--- START OF GIVEN ENTRIES ---

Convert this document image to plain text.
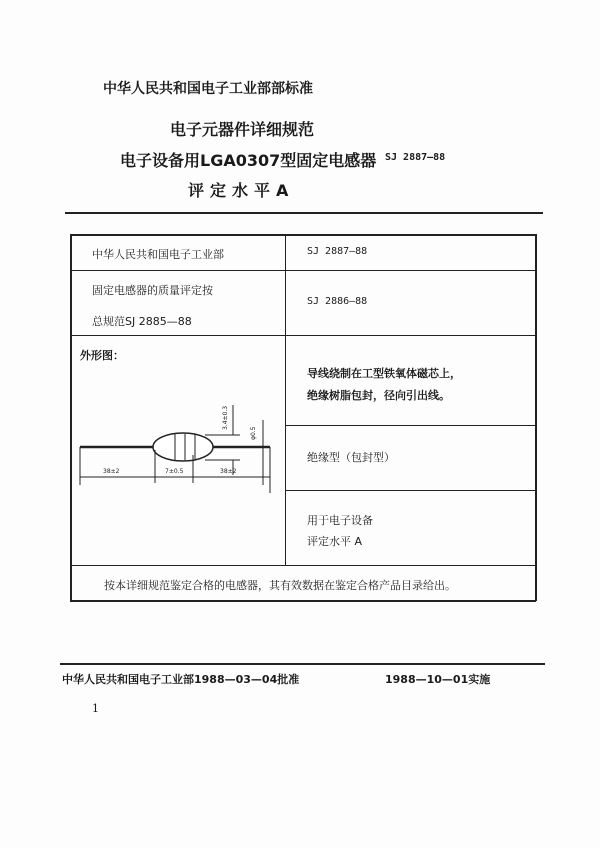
中华人民共和国电子工业部部标准
电子元器件详细规范
电子设备用LGA0307型固定电感器 SJ 2887—88
评定水平A
中华人民共和国电子工业部	SJ 2887—88
固定电感器的质量评定按
总规范SJ 2885—88
SJ 2886—88
外形图：
38±2	7±0.5	38±2
φ0.5
3.4±0.3
导线绕制在工型铁氧体磁芯上，
绝缘树脂包封，径向引出线。
绝缘型（包封型）
用于电子设备
评定水平 A
按本详细规范鉴定合格的电感器，其有效数据在鉴定合格产品目录给出。
中华人民共和国电子工业部1988—03—04批准	1988—10—01实施
1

--- END OF GIVEN ENTRIES ---

_JOB_: Your copy should repeat each entry above exactly but contain no pictures.

_SOLUTION_:
Convert this document image to plain text.
中华人民共和国电子工业部部标准
电子元器件详细规范
电子设备用LGA0307型固定电感器 SJ 2887—88
评定水平A
中华人民共和国电子工业部	SJ 2887—88
固定电感器的质量评定按
总规范SJ 2885—88
SJ 2886—88
外形图：
38±2	7±0.5	38±2
φ0.5
3.4±0.3
导线绕制在工型铁氧体磁芯上，
绝缘树脂包封，径向引出线。
绝缘型（包封型）
用于电子设备
评定水平 A
按本详细规范鉴定合格的电感器，其有效数据在鉴定合格产品目录给出。
中华人民共和国电子工业部1988—03—04批准	1988—10—01实施
1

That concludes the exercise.